> **Dataset excerpt**:
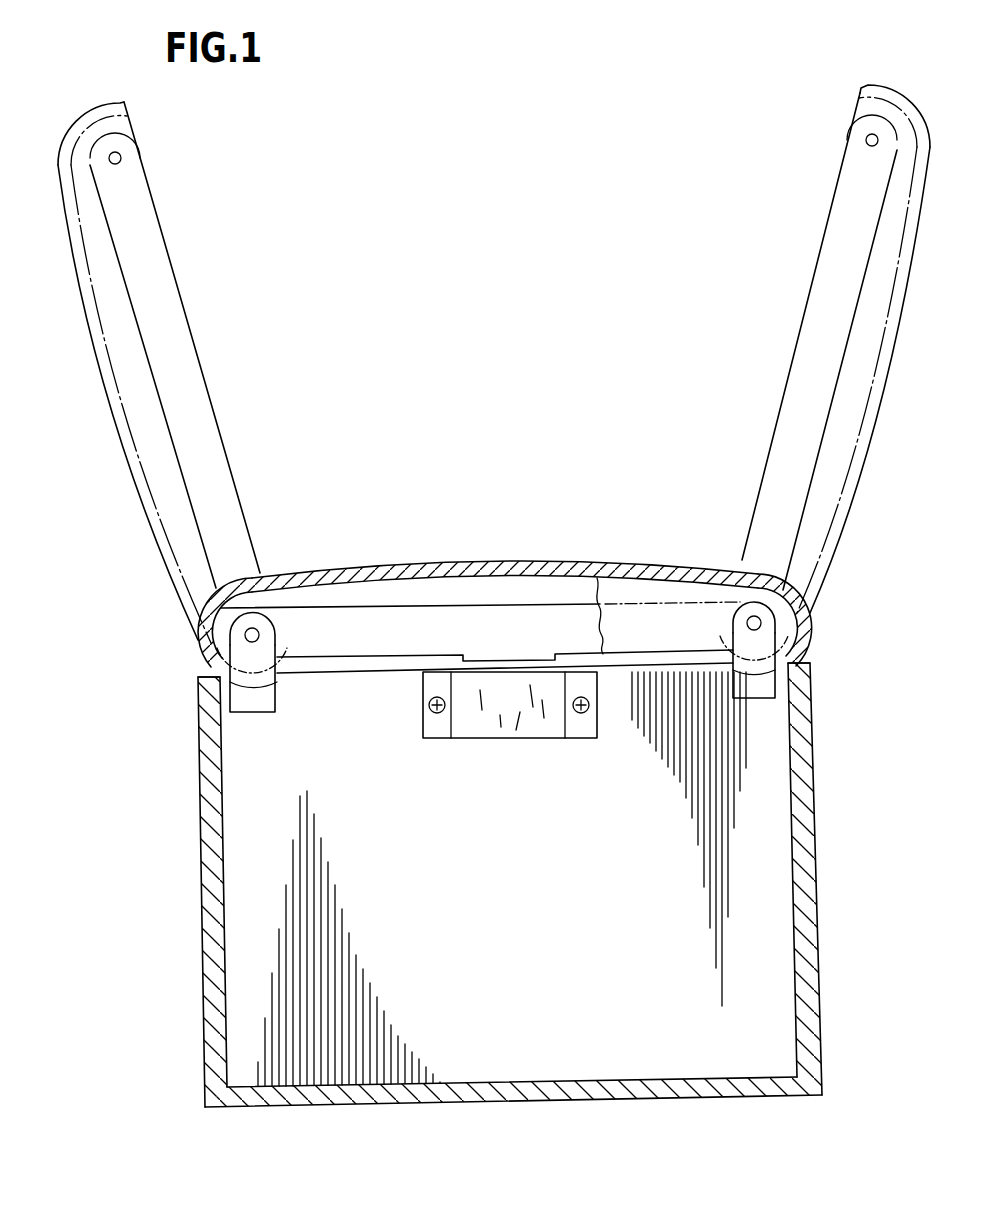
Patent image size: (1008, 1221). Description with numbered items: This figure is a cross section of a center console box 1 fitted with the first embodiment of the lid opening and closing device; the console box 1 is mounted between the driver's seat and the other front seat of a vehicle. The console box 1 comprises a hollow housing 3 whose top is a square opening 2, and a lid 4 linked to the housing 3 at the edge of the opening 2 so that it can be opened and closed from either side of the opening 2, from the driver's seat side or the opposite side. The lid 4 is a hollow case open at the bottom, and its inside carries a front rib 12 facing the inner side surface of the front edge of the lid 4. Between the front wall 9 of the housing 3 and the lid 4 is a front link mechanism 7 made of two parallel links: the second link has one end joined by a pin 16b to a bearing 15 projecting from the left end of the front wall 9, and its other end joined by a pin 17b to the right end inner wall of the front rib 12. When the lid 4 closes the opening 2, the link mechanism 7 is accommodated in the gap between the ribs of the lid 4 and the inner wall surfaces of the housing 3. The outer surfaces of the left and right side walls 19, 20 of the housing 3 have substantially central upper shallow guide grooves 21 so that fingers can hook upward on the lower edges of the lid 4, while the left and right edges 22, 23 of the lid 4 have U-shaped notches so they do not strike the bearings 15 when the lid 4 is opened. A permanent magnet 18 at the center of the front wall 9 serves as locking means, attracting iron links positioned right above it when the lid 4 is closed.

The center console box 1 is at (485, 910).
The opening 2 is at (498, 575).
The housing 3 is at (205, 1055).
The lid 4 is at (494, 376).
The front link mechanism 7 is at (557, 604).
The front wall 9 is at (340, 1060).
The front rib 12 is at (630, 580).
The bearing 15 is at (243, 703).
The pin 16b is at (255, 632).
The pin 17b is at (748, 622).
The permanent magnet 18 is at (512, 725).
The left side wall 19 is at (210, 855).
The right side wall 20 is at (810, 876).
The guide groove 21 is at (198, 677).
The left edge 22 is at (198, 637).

> **WHAT YOU HAVE TO DO**: Reproduce every line of the records above verbatim, omitting the pictures.

> **CORRECT RESULT**:
Patent image size: (1008, 1221). Description with numbered items: This figure is a cross section of a center console box 1 fitted with the first embodiment of the lid opening and closing device; the console box 1 is mounted between the driver's seat and the other front seat of a vehicle. The console box 1 comprises a hollow housing 3 whose top is a square opening 2, and a lid 4 linked to the housing 3 at the edge of the opening 2 so that it can be opened and closed from either side of the opening 2, from the driver's seat side or the opposite side. The lid 4 is a hollow case open at the bottom, and its inside carries a front rib 12 facing the inner side surface of the front edge of the lid 4. Between the front wall 9 of the housing 3 and the lid 4 is a front link mechanism 7 made of two parallel links: the second link has one end joined by a pin 16b to a bearing 15 projecting from the left end of the front wall 9, and its other end joined by a pin 17b to the right end inner wall of the front rib 12. When the lid 4 closes the opening 2, the link mechanism 7 is accommodated in the gap between the ribs of the lid 4 and the inner wall surfaces of the housing 3. The outer surfaces of the left and right side walls 19, 20 of the housing 3 have substantially central upper shallow guide grooves 21 so that fingers can hook upward on the lower edges of the lid 4, while the left and right edges 22, 23 of the lid 4 have U-shaped notches so they do not strike the bearings 15 when the lid 4 is opened. A permanent magnet 18 at the center of the front wall 9 serves as locking means, attracting iron links positioned right above it when the lid 4 is closed.

The center console box 1 is at (485, 910).
The opening 2 is at (498, 575).
The housing 3 is at (205, 1055).
The lid 4 is at (494, 376).
The front link mechanism 7 is at (557, 604).
The front wall 9 is at (340, 1060).
The front rib 12 is at (630, 580).
The bearing 15 is at (243, 703).
The pin 16b is at (255, 632).
The pin 17b is at (748, 622).
The permanent magnet 18 is at (512, 725).
The left side wall 19 is at (210, 855).
The right side wall 20 is at (810, 876).
The guide groove 21 is at (198, 677).
The left edge 22 is at (198, 637).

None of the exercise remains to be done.